MoistVonL · 10/05/2025 23:33

To the birthday girl, OP’s daughter isn’t a close friend, she’s the kid she plays with after school.

To OP’s daughter, the birthday girl is her best friend.

Different levels of investment and engagement.

Neither girl is wrong. It’s just a disconnect, which can unfortunately be hurtful

Actually now you've said this..

I grew up with "Chris" a boy in the year above me, next door. If we were playing in our gardens we would shout over the fence at each other, and he was always coming over to ours. We sometimes went to his but not often because he had an older brother who was permanently irritated at the pair of us.

We didn't play at school really. I never went to any of his parties. I think the one party I had at home, he came to, but not a single swimming party or any other party I had out of the house.

He was someone I played with, lots... But only because he was the next door neighbour. If one of my best friends lived as close, I'd have been with her instead.

Not to say I didn't have a hoot with Chris. We had a great time growing up. But truthfully, if we didn't live near each other, we wouldn't have socialised at all really.

notapizzaeater · 11/05/2025 11:19

I’d quiz a little more about what the issue is with the venue ? Is your DD a few months younger and it’s an age thing ?

August1980 · 11/05/2025 11:20

Fuming on your behalf. Please stop playing with this girl. Neither you nor your daughter are their unpaid help.

best teach her to stick up for herself now she isn’t anyone’s doormat- tell the truth and move on

JojoM1981 · 11/05/2025 12:01

rattlemehearties · 11/05/2025 08:52

I'd ask the mum is there any way your daughter can celebrate her friend's birthday with her another time as she's hearing a lot about the party? I think the other mum is being cheeky.

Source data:

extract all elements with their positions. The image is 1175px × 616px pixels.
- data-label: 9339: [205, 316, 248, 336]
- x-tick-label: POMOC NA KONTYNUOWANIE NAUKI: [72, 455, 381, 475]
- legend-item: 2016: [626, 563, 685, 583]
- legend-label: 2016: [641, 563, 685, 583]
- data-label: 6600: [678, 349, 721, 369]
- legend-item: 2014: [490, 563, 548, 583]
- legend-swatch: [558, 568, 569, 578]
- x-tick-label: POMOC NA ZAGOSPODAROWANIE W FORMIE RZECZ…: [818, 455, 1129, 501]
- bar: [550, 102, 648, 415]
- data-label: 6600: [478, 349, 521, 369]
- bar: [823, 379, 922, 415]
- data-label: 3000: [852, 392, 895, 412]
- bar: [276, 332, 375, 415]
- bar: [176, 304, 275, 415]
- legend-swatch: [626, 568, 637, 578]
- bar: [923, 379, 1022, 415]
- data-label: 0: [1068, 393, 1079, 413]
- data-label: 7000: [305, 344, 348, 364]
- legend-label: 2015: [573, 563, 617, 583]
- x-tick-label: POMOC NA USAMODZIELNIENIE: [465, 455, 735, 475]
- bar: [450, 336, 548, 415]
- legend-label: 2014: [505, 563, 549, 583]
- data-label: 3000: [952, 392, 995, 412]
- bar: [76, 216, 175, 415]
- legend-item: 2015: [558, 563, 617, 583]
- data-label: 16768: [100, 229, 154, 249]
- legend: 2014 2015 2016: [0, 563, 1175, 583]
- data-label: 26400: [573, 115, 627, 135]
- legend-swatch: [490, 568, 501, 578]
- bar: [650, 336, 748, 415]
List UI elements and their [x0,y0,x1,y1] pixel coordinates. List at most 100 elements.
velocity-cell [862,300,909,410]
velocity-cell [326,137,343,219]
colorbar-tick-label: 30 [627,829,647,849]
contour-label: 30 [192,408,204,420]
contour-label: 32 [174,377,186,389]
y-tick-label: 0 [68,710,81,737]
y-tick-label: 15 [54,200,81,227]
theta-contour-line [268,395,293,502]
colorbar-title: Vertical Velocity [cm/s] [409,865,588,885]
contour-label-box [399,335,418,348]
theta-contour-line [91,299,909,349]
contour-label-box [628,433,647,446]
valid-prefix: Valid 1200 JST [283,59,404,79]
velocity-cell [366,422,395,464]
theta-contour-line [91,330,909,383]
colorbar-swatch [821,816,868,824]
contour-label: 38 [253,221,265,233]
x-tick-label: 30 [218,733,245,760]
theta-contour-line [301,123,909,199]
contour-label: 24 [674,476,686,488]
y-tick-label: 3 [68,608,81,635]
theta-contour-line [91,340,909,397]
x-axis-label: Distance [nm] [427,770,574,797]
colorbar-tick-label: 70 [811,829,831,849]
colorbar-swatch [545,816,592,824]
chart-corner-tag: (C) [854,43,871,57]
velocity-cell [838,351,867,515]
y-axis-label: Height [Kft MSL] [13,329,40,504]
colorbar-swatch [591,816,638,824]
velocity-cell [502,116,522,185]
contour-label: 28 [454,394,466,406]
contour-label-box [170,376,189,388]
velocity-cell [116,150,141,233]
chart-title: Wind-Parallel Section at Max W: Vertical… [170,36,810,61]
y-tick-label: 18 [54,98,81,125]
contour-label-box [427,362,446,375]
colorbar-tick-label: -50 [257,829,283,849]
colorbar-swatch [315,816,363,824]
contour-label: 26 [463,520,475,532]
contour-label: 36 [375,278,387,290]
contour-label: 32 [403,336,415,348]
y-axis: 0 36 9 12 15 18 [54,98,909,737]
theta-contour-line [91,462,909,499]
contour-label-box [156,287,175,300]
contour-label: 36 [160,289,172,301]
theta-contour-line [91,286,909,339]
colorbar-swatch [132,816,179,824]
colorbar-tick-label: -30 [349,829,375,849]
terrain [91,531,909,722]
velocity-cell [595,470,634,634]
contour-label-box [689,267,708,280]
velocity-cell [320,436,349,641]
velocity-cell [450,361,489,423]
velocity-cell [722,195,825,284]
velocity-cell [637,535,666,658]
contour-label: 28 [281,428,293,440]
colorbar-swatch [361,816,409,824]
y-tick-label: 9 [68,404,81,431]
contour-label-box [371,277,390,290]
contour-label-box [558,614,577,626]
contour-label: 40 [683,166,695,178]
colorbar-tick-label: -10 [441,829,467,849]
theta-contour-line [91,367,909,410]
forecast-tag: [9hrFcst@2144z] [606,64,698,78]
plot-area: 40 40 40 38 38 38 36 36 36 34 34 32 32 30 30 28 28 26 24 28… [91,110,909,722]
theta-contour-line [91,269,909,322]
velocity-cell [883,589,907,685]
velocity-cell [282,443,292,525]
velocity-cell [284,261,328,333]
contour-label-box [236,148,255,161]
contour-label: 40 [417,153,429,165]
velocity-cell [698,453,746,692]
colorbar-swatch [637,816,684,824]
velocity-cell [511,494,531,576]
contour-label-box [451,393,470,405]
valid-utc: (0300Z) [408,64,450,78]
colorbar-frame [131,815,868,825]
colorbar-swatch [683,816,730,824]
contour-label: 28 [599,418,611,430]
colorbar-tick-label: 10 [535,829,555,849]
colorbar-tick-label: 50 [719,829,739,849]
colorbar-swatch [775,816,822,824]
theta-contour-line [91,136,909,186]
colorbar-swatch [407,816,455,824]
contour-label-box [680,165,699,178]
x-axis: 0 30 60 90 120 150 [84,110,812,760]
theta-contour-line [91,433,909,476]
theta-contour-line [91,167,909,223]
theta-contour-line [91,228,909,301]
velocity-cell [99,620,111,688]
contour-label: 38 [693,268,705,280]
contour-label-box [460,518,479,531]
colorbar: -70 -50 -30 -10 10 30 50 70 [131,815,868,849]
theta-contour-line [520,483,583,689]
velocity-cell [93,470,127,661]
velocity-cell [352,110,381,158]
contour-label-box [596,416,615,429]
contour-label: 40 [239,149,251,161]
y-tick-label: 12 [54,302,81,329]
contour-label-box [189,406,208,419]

● WHAT YOU ARE ASKED TO DO
In the forum thread, why did the poster who grew up next door to "Chris" only sometimes go to his house?

● TASK RESULT
Because Chris had an older brother who was permanently irritated at the pair of them.